__Your task__
Each record below should be output verbatim, without pictures.

__Records__
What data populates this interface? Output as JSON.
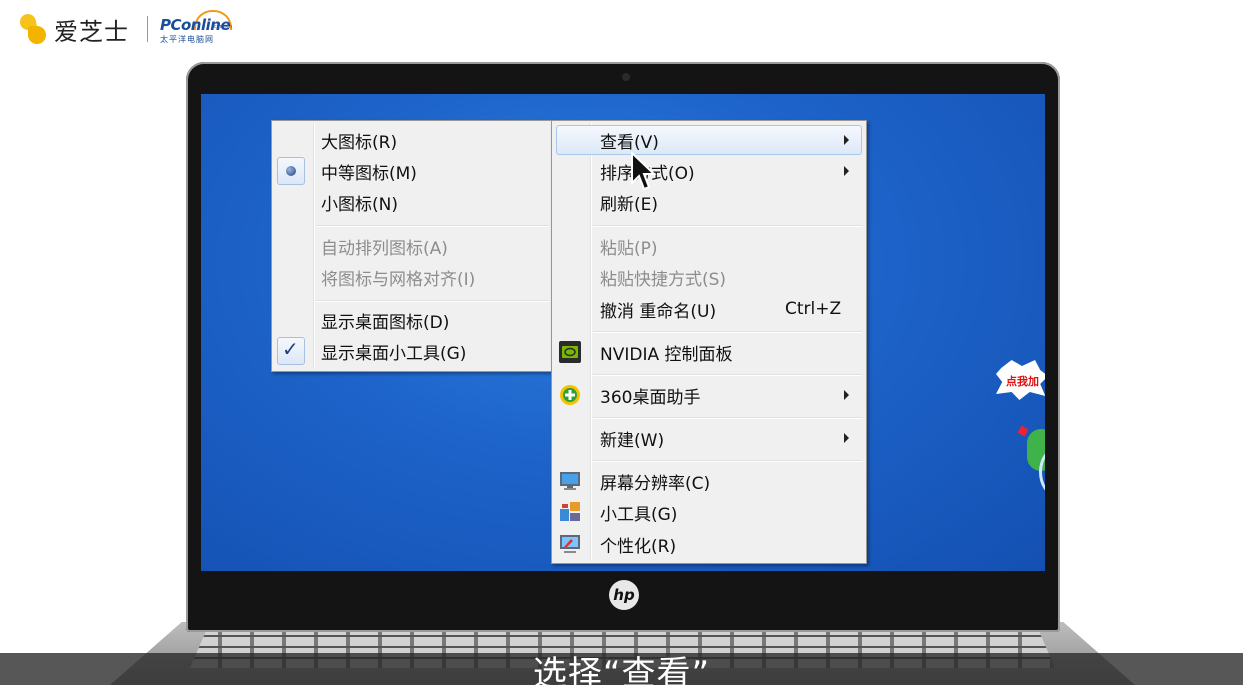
{
  "brand": {
    "aizhishi": "爱芝士",
    "pconline_main": "PConline",
    "pconline_sub": "太平洋电脑网",
    "pconline_domain": "com.cn"
  },
  "sticker_text": "点我加",
  "submenu_view": {
    "items": [
      {
        "label": "大图标(R)",
        "state": "normal"
      },
      {
        "label": "中等图标(M)",
        "state": "normal",
        "selected_radio": true
      },
      {
        "label": "小图标(N)",
        "state": "normal"
      },
      {
        "label": "自动排列图标(A)",
        "state": "disabled"
      },
      {
        "label": "将图标与网格对齐(I)",
        "state": "disabled"
      },
      {
        "label": "显示桌面图标(D)",
        "state": "normal"
      },
      {
        "label": "显示桌面小工具(G)",
        "state": "normal",
        "checked": true
      }
    ]
  },
  "context_menu": {
    "items": [
      {
        "label": "查看(V)",
        "has_submenu": true,
        "highlighted": true
      },
      {
        "label": "排序方式(O)",
        "has_submenu": true
      },
      {
        "label": "刷新(E)"
      },
      {
        "label": "粘贴(P)",
        "state": "disabled"
      },
      {
        "label": "粘贴快捷方式(S)",
        "state": "disabled"
      },
      {
        "label": "撤消 重命名(U)",
        "shortcut": "Ctrl+Z"
      },
      {
        "label": "NVIDIA 控制面板",
        "icon": "nvidia-icon"
      },
      {
        "label": "360桌面助手",
        "icon": "360-plus-icon",
        "has_submenu": true
      },
      {
        "label": "新建(W)",
        "has_submenu": true
      },
      {
        "label": "屏幕分辨率(C)",
        "icon": "monitor-icon"
      },
      {
        "label": "小工具(G)",
        "icon": "gadgets-icon"
      },
      {
        "label": "个性化(R)",
        "icon": "personalize-icon"
      }
    ]
  },
  "subtitle": "选择“查看”",
  "colors": {
    "desktop": "#1d63c9",
    "menu_bg": "#f0f0f0",
    "highlight": "#dde9f7",
    "disabled_text": "#8d8d8d"
  }
}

__Complete output__
What data populates this interface? Output as JSON.
{
  "brand": {
    "aizhishi": "爱芝士",
    "pconline_main": "PConline",
    "pconline_sub": "太平洋电脑网",
    "pconline_domain": "com.cn"
  },
  "sticker_text": "点我加",
  "submenu_view": {
    "items": [
      {
        "label": "大图标(R)",
        "state": "normal"
      },
      {
        "label": "中等图标(M)",
        "state": "normal",
        "selected_radio": true
      },
      {
        "label": "小图标(N)",
        "state": "normal"
      },
      {
        "label": "自动排列图标(A)",
        "state": "disabled"
      },
      {
        "label": "将图标与网格对齐(I)",
        "state": "disabled"
      },
      {
        "label": "显示桌面图标(D)",
        "state": "normal"
      },
      {
        "label": "显示桌面小工具(G)",
        "state": "normal",
        "checked": true
      }
    ]
  },
  "context_menu": {
    "items": [
      {
        "label": "查看(V)",
        "has_submenu": true,
        "highlighted": true
      },
      {
        "label": "排序方式(O)",
        "has_submenu": true
      },
      {
        "label": "刷新(E)"
      },
      {
        "label": "粘贴(P)",
        "state": "disabled"
      },
      {
        "label": "粘贴快捷方式(S)",
        "state": "disabled"
      },
      {
        "label": "撤消 重命名(U)",
        "shortcut": "Ctrl+Z"
      },
      {
        "label": "NVIDIA 控制面板",
        "icon": "nvidia-icon"
      },
      {
        "label": "360桌面助手",
        "icon": "360-plus-icon",
        "has_submenu": true
      },
      {
        "label": "新建(W)",
        "has_submenu": true
      },
      {
        "label": "屏幕分辨率(C)",
        "icon": "monitor-icon"
      },
      {
        "label": "小工具(G)",
        "icon": "gadgets-icon"
      },
      {
        "label": "个性化(R)",
        "icon": "personalize-icon"
      }
    ]
  },
  "subtitle": "选择“查看”",
  "colors": {
    "desktop": "#1d63c9",
    "menu_bg": "#f0f0f0",
    "highlight": "#dde9f7",
    "disabled_text": "#8d8d8d"
  }
}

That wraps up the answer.